● What you should do: Scan the listing and work out how many lines contain the word "لانها". Nothing but the number should be given.
Begin Record list
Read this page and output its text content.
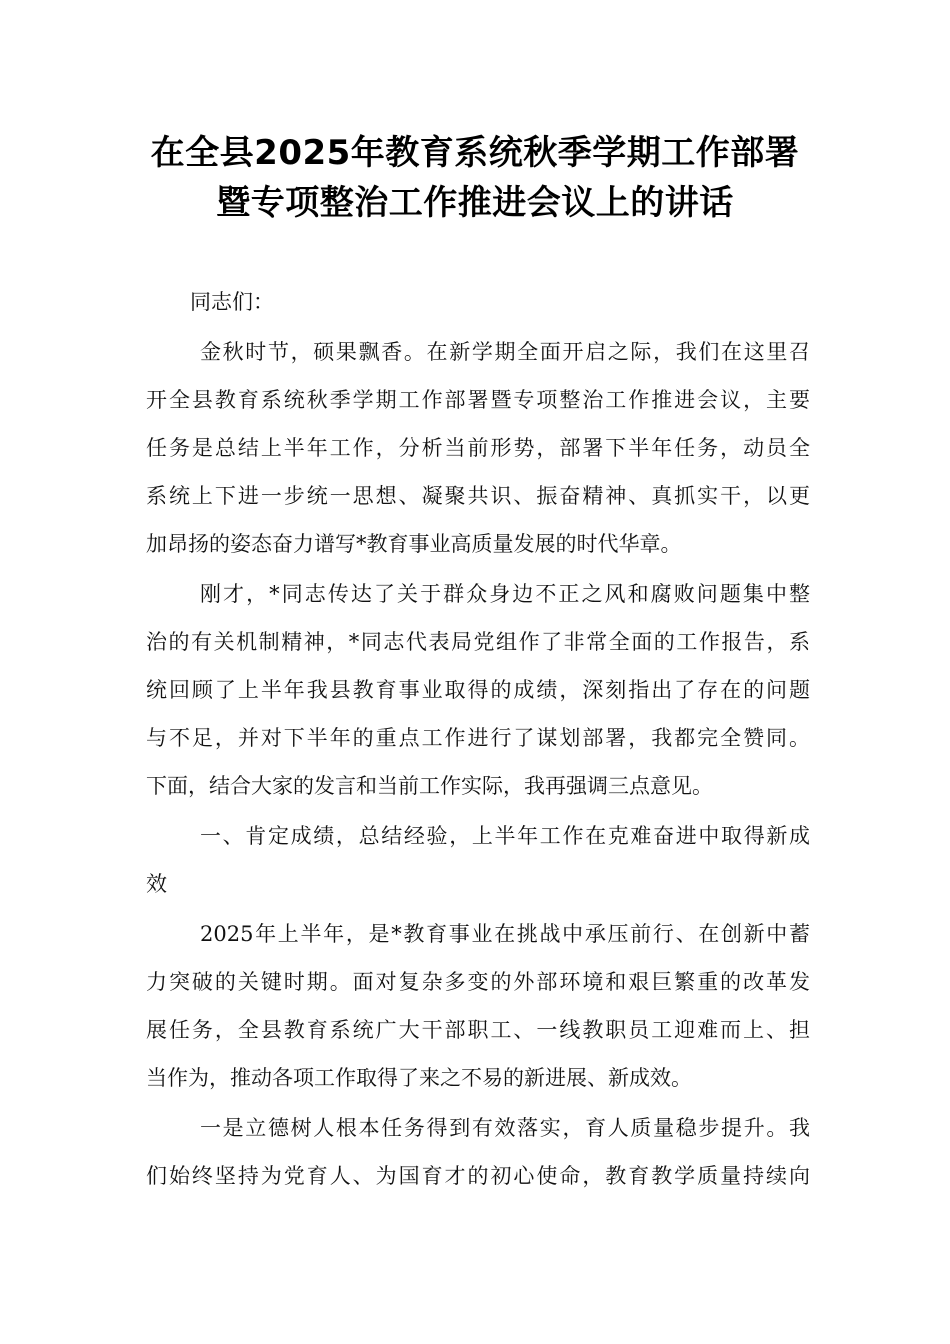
在全县2025年教育系统秋季学期工作部署
暨专项整治工作推进会议上的讲话
同志们：
金秋时节，硕果飘香。在新学期全面开启之际，我们在这里召
开全县教育系统秋季学期工作部署暨专项整治工作推进会议，主要
任务是总结上半年工作，分析当前形势，部署下半年任务，动员全
系统上下进一步统一思想、凝聚共识、振奋精神、真抓实干，以更
加昂扬的姿态奋力谱写*教育事业高质量发展的时代华章。
刚才，*同志传达了关于群众身边不正之风和腐败问题集中整
治的有关机制精神，*同志代表局党组作了非常全面的工作报告，系
统回顾了上半年我县教育事业取得的成绩，深刻指出了存在的问题
与不足，并对下半年的重点工作进行了谋划部署，我都完全赞同。
下面，结合大家的发言和当前工作实际，我再强调三点意见。
一、肯定成绩，总结经验，上半年工作在克难奋进中取得新成
效
2025年上半年，是*教育事业在挑战中承压前行、在创新中蓄
力突破的关键时期。面对复杂多变的外部环境和艰巨繁重的改革发
展任务，全县教育系统广大干部职工、一线教职员工迎难而上、担
当作为，推动各项工作取得了来之不易的新进展、新成效。
一是立德树人根本任务得到有效落实，育人质量稳步提升。我
们始终坚持为党育人、为国育才的初心使命，教育教学质量持续向
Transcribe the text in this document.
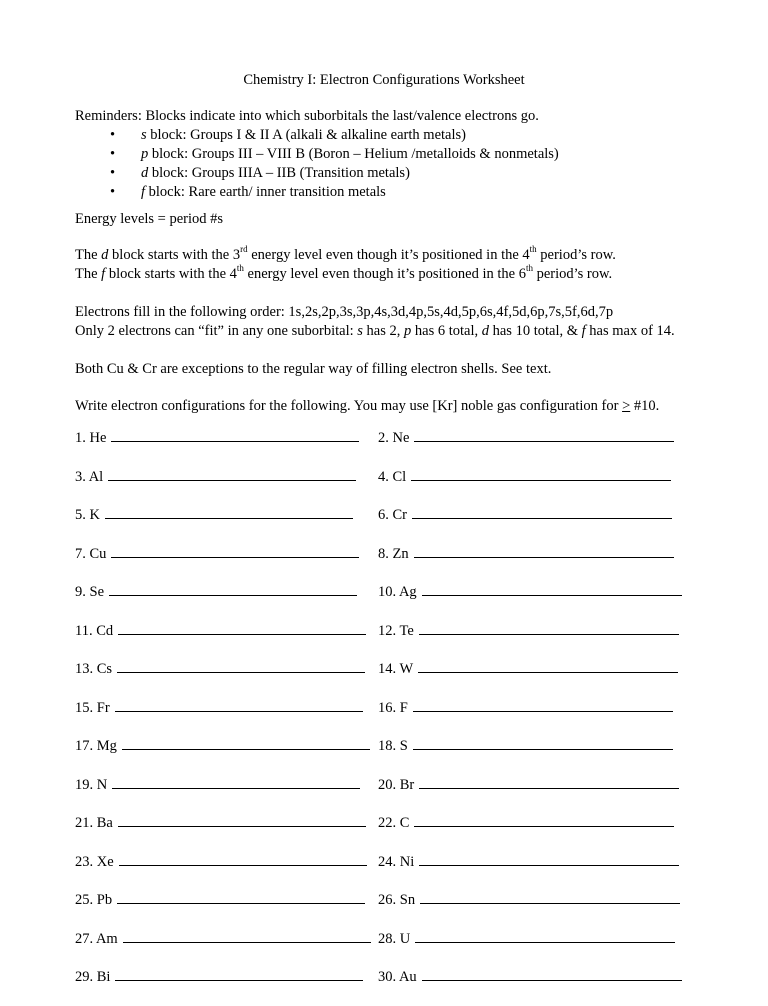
Chemistry I: Electron Configurations Worksheet
Reminders: Blocks indicate into which suborbitals the last/valence electrons go.
• s block: Groups I & II A (alkali & alkaline earth metals)
• p block: Groups III – VIII B (Boron – Helium /metalloids & nonmetals)
• d block: Groups IIIA – IIB (Transition metals)
• f block: Rare earth/ inner transition metals
Energy levels = period #s
The d block starts with the 3rd energy level even though it’s positioned in the 4th period’s row.
The f block starts with the 4th energy level even though it’s positioned in the 6th period’s row.
Electrons fill in the following order: 1s,2s,2p,3s,3p,4s,3d,4p,5s,4d,5p,6s,4f,5d,6p,7s,5f,6d,7p
Only 2 electrons can “fit” in any one suborbital: s has 2, p has 6 total, d has 10 total, & f has max of 14.
Both Cu & Cr are exceptions to the regular way of filling electron shells. See text.
Write electron configurations for the following. You may use [Kr] noble gas configuration for > #10.
1. He	2. Ne
3. Al	4. Cl
5. K	6. Cr
7. Cu	8. Zn
9. Se	10. Ag
11. Cd	12. Te
13. Cs	14. W
15. Fr	16. F
17. Mg	18. S
19. N	20. Br
21. Ba	22. C
23. Xe	24. Ni
25. Pb	26. Sn
27. Am	28. U
29. Bi	30. Au
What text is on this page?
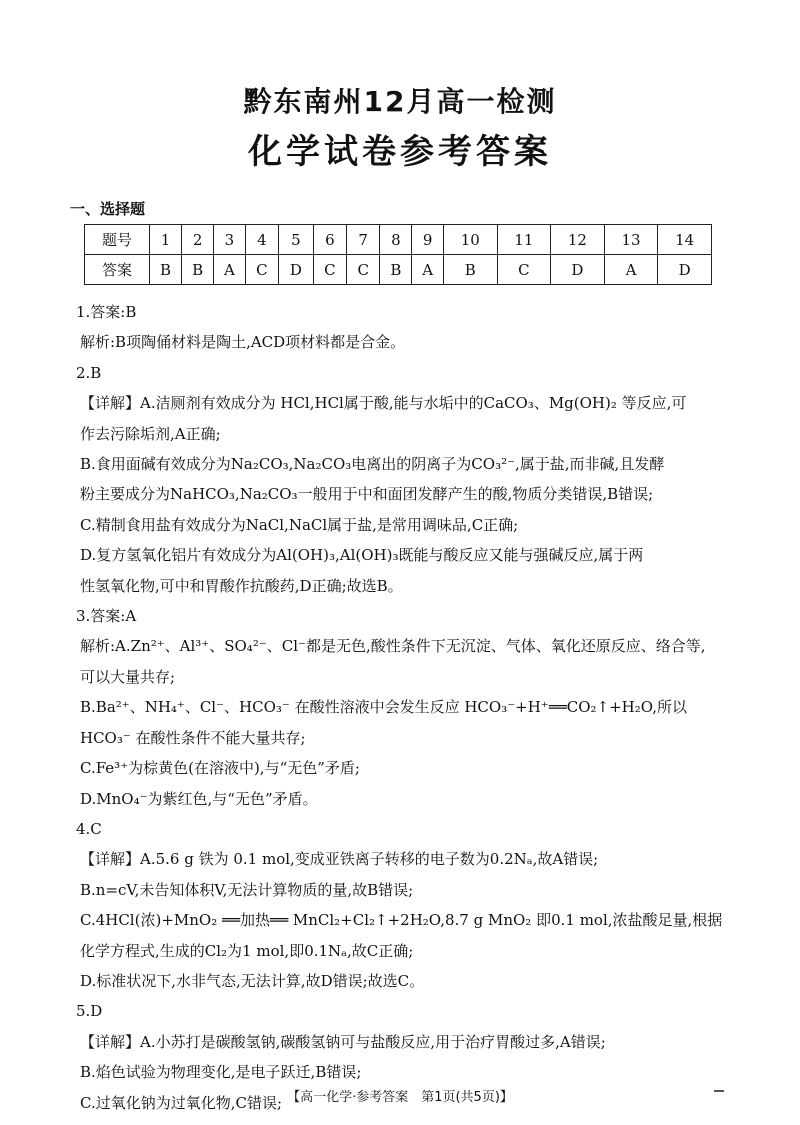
黔东南州12月高一检测
化学试卷参考答案
一、选择题
题号	1	2	3	4	5	6	7	8	9	10	11	12	13	14
答案	B	B	A	C	D	C	C	B	A	B	C	D	A	D
1.答案:B
解析:B项陶俑材料是陶土,ACD项材料都是合金。
2.B
【详解】A.洁厕剂有效成分为 HCl,HCl属于酸,能与水垢中的CaCO₃、Mg(OH)₂ 等反应,可
作去污除垢剂,A正确;
B.食用面碱有效成分为Na₂CO₃,Na₂CO₃电离出的阴离子为CO₃²⁻,属于盐,而非碱,且发酵
粉主要成分为NaHCO₃,Na₂CO₃一般用于中和面团发酵产生的酸,物质分类错误,B错误;
C.精制食用盐有效成分为NaCl,NaCl属于盐,是常用调味品,C正确;
D.复方氢氧化铝片有效成分为Al(OH)₃,Al(OH)₃既能与酸反应又能与强碱反应,属于两
性氢氧化物,可中和胃酸作抗酸药,D正确;故选B。
3.答案:A
解析:A.Zn²⁺、Al³⁺、SO₄²⁻、Cl⁻都是无色,酸性条件下无沉淀、气体、氧化还原反应、络合等,
可以大量共存;
B.Ba²⁺、NH₄⁺、Cl⁻、HCO₃⁻ 在酸性溶液中会发生反应 HCO₃⁻+H⁺══CO₂↑+H₂O,所以
HCO₃⁻ 在酸性条件不能大量共存;
C.Fe³⁺为棕黄色(在溶液中),与“无色”矛盾;
D.MnO₄⁻为紫红色,与“无色”矛盾。
4.C
【详解】A.5.6 g 铁为 0.1 mol,变成亚铁离子转移的电子数为0.2Nₐ,故A错误;
B.n=cV,未告知体积V,无法计算物质的量,故B错误;
C.4HCl(浓)+MnO₂ ══加热══ MnCl₂+Cl₂↑+2H₂O,8.7 g MnO₂ 即0.1 mol,浓盐酸足量,根据
化学方程式,生成的Cl₂为1 mol,即0.1Nₐ,故C正确;
D.标准状况下,水非气态,无法计算,故D错误;故选C。
5.D
【详解】A.小苏打是碳酸氢钠,碳酸氢钠可与盐酸反应,用于治疗胃酸过多,A错误;
B.焰色试验为物理变化,是电子跃迁,B错误;
C.过氧化钠为过氧化物,C错误; 【高一化学·参考答案　第1页(共5页)】
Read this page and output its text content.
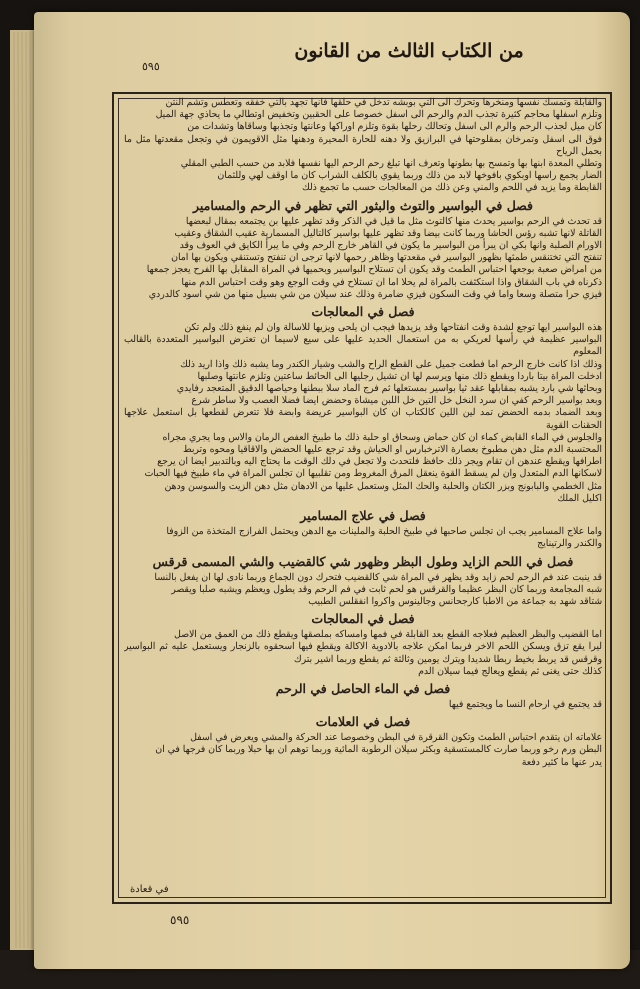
من الكتاب الثالث من القانون
٥٩٥
والقابلة وتمسك نفسها ومنخرها وتحرك الى التي بوبشه تدخل في حلقها فانها تجهد بالتي خفقه وتعطس وتشم النتن
وتلزم اسفلها محاجم كثيرة تجذب الدم والرحم الى اسفل خصوصا على الحقبين وتخفيض اوتطالي ما يحاذي جهة الميل
كان ميل لجذب الرحم والرم الى اسفل وتحالك رحلها بقوة وتلزم اوراكها وعانتها وتجذبها وساقاها وتشدات من
فوق الى اسفل وتمرخان بمقلوحتها في البرازيق ولا دهنه للحارة المحيرة ودهنها مثل الاقويمون في وتجعل مقعدتها مثل ما بحمل الرياح
وتطلي المعدة ابنها بها وتمسح بها بطونها وتعرف انها تبلغ رحم الرحم اليها نفسها فلابد من حسب الطبي المقلي
الضار يجمع راسها اوبكوي بافوخها لابد من ذلك وربما يقوي بالكلف الشراب كان ما اوقف لهي وللثمان
القابطة وما يزيد في اللحم والمني وعن ذلك من المعالجات حسب ما تجمع ذلك
فصل في البواسير والتوث والبثور التي تظهر في الرحم والمسامير
قد تحدث في الرحم بواسير يحدث منها كالتوث مثل ما قيل في الذكر وقد تظهر عليها بن يجتمعه بمقال لبعضها
القاتلة لانها تشبه رؤس الحاشا وربما كانت بيضا وقد تظهر عليها بواسير كالتاليل المسمارية عقيب الشقاق وعقيب
الاورام الصلبة وانها بكي ان يبرأ من البواسير ما يكون في القاهر خارج الرحم وفي ما يبرأ الكايق في العوف وقد
تنفتح التي تختنقس طمثها بظهور البواسير في مقعدتها وظاهر رحمها لانها ترجى ان تنفتح وتستنقي ويكون بها امان
من امراض صعبة بوجعها احتباس الطمث وقد يكون ان تستلاح البواسير وبحميها في المراة المقابل بها الفرح يعجز جمعها
ذكرناه في باب الشقاق واذا استكثفت بالمراة لم يحلا اما ان تستلاح في وقت الوجع وهو وقت احتباس الدم منها
فيزي حرا متصلة وسعا واما في وقت السكون فيزي ضامرة وذلك عند سيلان من شي بسيل منها من شي اسود كالدردي
فصل في المعالجات
هذه البواسير ايها توجع لشدة وقت انفتاحها وقد يزيدها فيجب ان يلحى ويزيها للاسالة وان لم ينفع ذلك ولم تكن
البواسير عظيمة في رأسها لعريكي به من استعمال الحديد عليها على سيع لاسيما ان تعترض البواسير المتعددة بالقالب المعلوم
وذلك اذا كانت خارج الرحم اما فطعت جميل على القطع الراح والشب وشيار الكندر وما يشبه ذلك واذا اريد ذلك
ادخلت المراة بيتا باردا ويقطع ذلك منها ويرسم لها ان تشيل رجليها الى الحائط ساعتين وتلزم عانتها وصلبها
وبحاثها شي بارد يشبه بمقابلها عقد ثيا بواسير بمستعلها ثم فرج الماد سلا ببطنها وحياصها الدقيق المتعجد رفايدي
وبعد بواسير الرحم كفي ان سرد النخل خل التين خل اللبن ميشاة وحضض ايضا فضلا العصب ولا ساطر شرع
وبعد الضماد بدمه الحضض تمد لين اللين كالكتاب ان كان البواسير عريضة وابضة فلا تتعرض لقطعها بل استعمل علاجها الحقنات القوية
والجلوس في الماء القابض كماء ان كان حماض وسحاق او حلبة ذلك ما طبيخ العفص الرمان والاس وما يجري مجراه
المحتسبة الدم مثل دهن مطبوخ بعصارة الاترخبارس او الحياش وقد ترجع عليها الحضض والاقاقيا ومحوه وتربط
اطرافها ويقطع عندهن ان تقام ويجر ذلك حافظ فلتحدث ولا تجعل في دلك الوقت ما يحتاج اليه وبالتدبير ايضا ان يرجع
لاسكانها الدم المتعدل وان لم يسقط القوة ينعقل المرق المغروط ومن تقلبيها ان تجلس المراة في ماء طبيخ فيها الحبات
مثل الخطمي والبابونج وبزر الكتان والحلبة والحك المثل وستعمل عليها من الادهان مثل دهن الزيت والسوسن ودهن
اكليل الملك
فصل في علاج المسامير
واما علاج المسامير يجب ان تجلس صاحبها في طبيخ الحلبة والملينات مع الدهن ويحتمل الفرازج المتخذة من الزوفا
والكندر والرتينايج
فصل في اللحم الزايد وطول البظر وظهور شي كالقضيب والشي المسمى قرقس
قد ينبت عند فم الرحم لحم زايد وقد يظهر في المراة شي كالقضيب فتحرك دون الجماع وربما نادى لها ان يفعل بالنسا
شبه المجامعة وربما كان البظر عظيما والقرقس هو لحم ثابت في فم الرحم وقد يطول ويعظم ويشبه صلبا ويقصر
شتاقد شهد به جماعة من الاطبا كارجحانس وجالينوس واكروا انفقلس الطبيب
فصل في المعالجات
اما القضيب والبظر العظيم فعلاجه القطع بعد القابلة في فمها وامساكه بملصقها ويقطع ذلك من العمق من الاصل
ليرا يقع تزق ويسكن اللحم الاخر فربما امكن علاجه بالادوية الاكالة ويقطع فيها اسحقوه بالزنجار ويستعمل عليه ثم البواسير وقرقس قد يربط بخيط ربطا شديدا ويترك يومين وثالثة ثم يقطع وربما اشير بترك
كذلك حتى يغنى ثم يقطع ويعالج فيما سيلان الدم
فصل في الماء الحاصل في الرحم
قد يجتمع في ارحام النسا ما ويجتمع فيها
فصل في العلامات
علاماته ان يتقدم احتباس الطمث وتكون القرقرة في البطن وخصوصا عند الحركة والمشي ويعرض في اسفل
البطن ورم رخو وربما صارت كالمستسقية وبكثر سيلان الرطوبة المائية وربما توهم ان بها حبلا وربما كان فرجها في ان
يدر عنها ما كثير دفعة
في قعادة
٥٩٥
End Record list
● Final answer: 2